- _Task prompt_
Each line should be copied exactly.

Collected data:
● ● ● ● ● ● ●

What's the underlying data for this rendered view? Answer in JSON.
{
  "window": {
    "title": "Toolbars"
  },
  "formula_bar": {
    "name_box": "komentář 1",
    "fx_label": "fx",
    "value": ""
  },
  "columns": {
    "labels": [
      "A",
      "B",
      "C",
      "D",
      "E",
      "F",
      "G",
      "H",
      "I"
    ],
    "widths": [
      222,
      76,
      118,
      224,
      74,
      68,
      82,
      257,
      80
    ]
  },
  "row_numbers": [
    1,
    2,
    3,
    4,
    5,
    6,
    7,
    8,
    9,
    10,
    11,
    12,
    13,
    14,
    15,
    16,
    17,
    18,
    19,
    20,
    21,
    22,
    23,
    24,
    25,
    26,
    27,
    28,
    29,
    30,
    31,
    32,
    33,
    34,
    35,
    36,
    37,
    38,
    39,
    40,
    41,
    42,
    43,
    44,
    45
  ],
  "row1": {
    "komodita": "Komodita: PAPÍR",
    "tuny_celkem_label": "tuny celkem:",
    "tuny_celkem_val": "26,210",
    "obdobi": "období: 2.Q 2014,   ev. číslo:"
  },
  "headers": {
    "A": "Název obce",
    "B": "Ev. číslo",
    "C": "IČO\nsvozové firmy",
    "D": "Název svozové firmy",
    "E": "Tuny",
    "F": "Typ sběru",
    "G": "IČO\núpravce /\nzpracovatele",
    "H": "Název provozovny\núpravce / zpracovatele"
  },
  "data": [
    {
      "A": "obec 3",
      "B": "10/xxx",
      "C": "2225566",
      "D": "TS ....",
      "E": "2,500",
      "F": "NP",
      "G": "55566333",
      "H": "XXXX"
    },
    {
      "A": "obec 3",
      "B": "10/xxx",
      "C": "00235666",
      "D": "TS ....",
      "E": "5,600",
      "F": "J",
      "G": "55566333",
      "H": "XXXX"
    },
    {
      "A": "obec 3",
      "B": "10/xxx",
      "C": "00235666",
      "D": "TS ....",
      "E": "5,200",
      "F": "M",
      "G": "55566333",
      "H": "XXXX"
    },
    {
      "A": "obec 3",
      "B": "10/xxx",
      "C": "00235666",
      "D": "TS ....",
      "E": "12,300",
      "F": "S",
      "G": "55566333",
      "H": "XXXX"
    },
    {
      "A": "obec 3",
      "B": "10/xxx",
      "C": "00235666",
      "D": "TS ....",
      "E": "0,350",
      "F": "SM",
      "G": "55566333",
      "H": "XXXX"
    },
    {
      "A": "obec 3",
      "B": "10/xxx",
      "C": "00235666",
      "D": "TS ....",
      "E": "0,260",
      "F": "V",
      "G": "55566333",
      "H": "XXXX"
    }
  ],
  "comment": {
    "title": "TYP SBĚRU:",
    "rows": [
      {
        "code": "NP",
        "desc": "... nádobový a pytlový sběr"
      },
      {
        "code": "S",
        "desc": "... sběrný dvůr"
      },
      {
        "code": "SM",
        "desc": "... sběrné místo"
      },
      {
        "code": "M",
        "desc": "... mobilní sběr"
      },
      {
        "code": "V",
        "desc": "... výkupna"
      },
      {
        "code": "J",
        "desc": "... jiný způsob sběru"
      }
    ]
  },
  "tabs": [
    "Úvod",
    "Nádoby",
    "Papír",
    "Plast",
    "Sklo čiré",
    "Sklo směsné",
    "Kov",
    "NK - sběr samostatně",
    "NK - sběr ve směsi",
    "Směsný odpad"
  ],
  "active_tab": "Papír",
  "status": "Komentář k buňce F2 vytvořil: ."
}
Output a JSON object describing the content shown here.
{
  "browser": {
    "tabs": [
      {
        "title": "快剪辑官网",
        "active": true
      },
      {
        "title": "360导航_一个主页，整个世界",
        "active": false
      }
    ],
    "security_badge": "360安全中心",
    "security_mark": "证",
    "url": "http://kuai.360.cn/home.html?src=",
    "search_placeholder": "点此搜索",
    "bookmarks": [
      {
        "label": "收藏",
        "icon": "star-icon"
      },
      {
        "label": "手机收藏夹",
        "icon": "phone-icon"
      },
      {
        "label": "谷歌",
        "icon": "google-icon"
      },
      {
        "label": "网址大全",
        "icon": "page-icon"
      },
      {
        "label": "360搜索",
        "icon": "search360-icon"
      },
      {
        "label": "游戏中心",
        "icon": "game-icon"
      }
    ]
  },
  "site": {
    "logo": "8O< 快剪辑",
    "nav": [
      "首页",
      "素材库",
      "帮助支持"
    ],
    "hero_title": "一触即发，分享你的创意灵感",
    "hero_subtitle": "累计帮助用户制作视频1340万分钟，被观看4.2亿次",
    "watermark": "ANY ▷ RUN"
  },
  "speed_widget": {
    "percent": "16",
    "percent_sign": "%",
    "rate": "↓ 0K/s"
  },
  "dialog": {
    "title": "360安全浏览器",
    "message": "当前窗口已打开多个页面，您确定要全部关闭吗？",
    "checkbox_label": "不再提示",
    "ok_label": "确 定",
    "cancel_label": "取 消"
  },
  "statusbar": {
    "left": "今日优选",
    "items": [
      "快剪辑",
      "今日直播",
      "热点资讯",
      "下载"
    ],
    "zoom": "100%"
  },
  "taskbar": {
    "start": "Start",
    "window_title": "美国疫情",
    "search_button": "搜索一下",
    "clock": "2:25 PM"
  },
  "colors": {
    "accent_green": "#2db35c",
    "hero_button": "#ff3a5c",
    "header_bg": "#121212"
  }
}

● ● ● ● ● ● ●

- _Exercise answer_
What's the underlying data for this rendered view? Answer in JSON.
{
  "window": {
    "title": "Toolbars"
  },
  "formula_bar": {
    "name_box": "komentář 1",
    "fx_label": "fx",
    "value": ""
  },
  "columns": {
    "labels": [
      "A",
      "B",
      "C",
      "D",
      "E",
      "F",
      "G",
      "H",
      "I"
    ],
    "widths": [
      222,
      76,
      118,
      224,
      74,
      68,
      82,
      257,
      80
    ]
  },
  "row_numbers": [
    1,
    2,
    3,
    4,
    5,
    6,
    7,
    8,
    9,
    10,
    11,
    12,
    13,
    14,
    15,
    16,
    17,
    18,
    19,
    20,
    21,
    22,
    23,
    24,
    25,
    26,
    27,
    28,
    29,
    30,
    31,
    32,
    33,
    34,
    35,
    36,
    37,
    38,
    39,
    40,
    41,
    42,
    43,
    44,
    45
  ],
  "row1": {
    "komodita": "Komodita: PAPÍR",
    "tuny_celkem_label": "tuny celkem:",
    "tuny_celkem_val": "26,210",
    "obdobi": "období: 2.Q 2014,   ev. číslo:"
  },
  "headers": {
    "A": "Název obce",
    "B": "Ev. číslo",
    "C": "IČO\nsvozové firmy",
    "D": "Název svozové firmy",
    "E": "Tuny",
    "F": "Typ sběru",
    "G": "IČO\núpravce /\nzpracovatele",
    "H": "Název provozovny\núpravce / zpracovatele"
  },
  "data": [
    {
      "A": "obec 3",
      "B": "10/xxx",
      "C": "2225566",
      "D": "TS ....",
      "E": "2,500",
      "F": "NP",
      "G": "55566333",
      "H": "XXXX"
    },
    {
      "A": "obec 3",
      "B": "10/xxx",
      "C": "00235666",
      "D": "TS ....",
      "E": "5,600",
      "F": "J",
      "G": "55566333",
      "H": "XXXX"
    },
    {
      "A": "obec 3",
      "B": "10/xxx",
      "C": "00235666",
      "D": "TS ....",
      "E": "5,200",
      "F": "M",
      "G": "55566333",
      "H": "XXXX"
    },
    {
      "A": "obec 3",
      "B": "10/xxx",
      "C": "00235666",
      "D": "TS ....",
      "E": "12,300",
      "F": "S",
      "G": "55566333",
      "H": "XXXX"
    },
    {
      "A": "obec 3",
      "B": "10/xxx",
      "C": "00235666",
      "D": "TS ....",
      "E": "0,350",
      "F": "SM",
      "G": "55566333",
      "H": "XXXX"
    },
    {
      "A": "obec 3",
      "B": "10/xxx",
      "C": "00235666",
      "D": "TS ....",
      "E": "0,260",
      "F": "V",
      "G": "55566333",
      "H": "XXXX"
    }
  ],
  "comment": {
    "title": "TYP SBĚRU:",
    "rows": [
      {
        "code": "NP",
        "desc": "... nádobový a pytlový sběr"
      },
      {
        "code": "S",
        "desc": "... sběrný dvůr"
      },
      {
        "code": "SM",
        "desc": "... sběrné místo"
      },
      {
        "code": "M",
        "desc": "... mobilní sběr"
      },
      {
        "code": "V",
        "desc": "... výkupna"
      },
      {
        "code": "J",
        "desc": "... jiný způsob sběru"
      }
    ]
  },
  "tabs": [
    "Úvod",
    "Nádoby",
    "Papír",
    "Plast",
    "Sklo čiré",
    "Sklo směsné",
    "Kov",
    "NK - sběr samostatně",
    "NK - sběr ve směsi",
    "Směsný odpad"
  ],
  "active_tab": "Papír",
  "status": "Komentář k buňce F2 vytvořil: ."
}
Output a JSON object describing the content shown here.
{
  "browser": {
    "tabs": [
      {
        "title": "快剪辑官网",
        "active": true
      },
      {
        "title": "360导航_一个主页，整个世界",
        "active": false
      }
    ],
    "security_badge": "360安全中心",
    "security_mark": "证",
    "url": "http://kuai.360.cn/home.html?src=",
    "search_placeholder": "点此搜索",
    "bookmarks": [
      {
        "label": "收藏",
        "icon": "star-icon"
      },
      {
        "label": "手机收藏夹",
        "icon": "phone-icon"
      },
      {
        "label": "谷歌",
        "icon": "google-icon"
      },
      {
        "label": "网址大全",
        "icon": "page-icon"
      },
      {
        "label": "360搜索",
        "icon": "search360-icon"
      },
      {
        "label": "游戏中心",
        "icon": "game-icon"
      }
    ]
  },
  "site": {
    "logo": "8O< 快剪辑",
    "nav": [
      "首页",
      "素材库",
      "帮助支持"
    ],
    "hero_title": "一触即发，分享你的创意灵感",
    "hero_subtitle": "累计帮助用户制作视频1340万分钟，被观看4.2亿次",
    "watermark": "ANY ▷ RUN"
  },
  "speed_widget": {
    "percent": "16",
    "percent_sign": "%",
    "rate": "↓ 0K/s"
  },
  "dialog": {
    "title": "360安全浏览器",
    "message": "当前窗口已打开多个页面，您确定要全部关闭吗？",
    "checkbox_label": "不再提示",
    "ok_label": "确 定",
    "cancel_label": "取 消"
  },
  "statusbar": {
    "left": "今日优选",
    "items": [
      "快剪辑",
      "今日直播",
      "热点资讯",
      "下载"
    ],
    "zoom": "100%"
  },
  "taskbar": {
    "start": "Start",
    "window_title": "美国疫情",
    "search_button": "搜索一下",
    "clock": "2:25 PM"
  },
  "colors": {
    "accent_green": "#2db35c",
    "hero_button": "#ff3a5c",
    "header_bg": "#121212"
  }
}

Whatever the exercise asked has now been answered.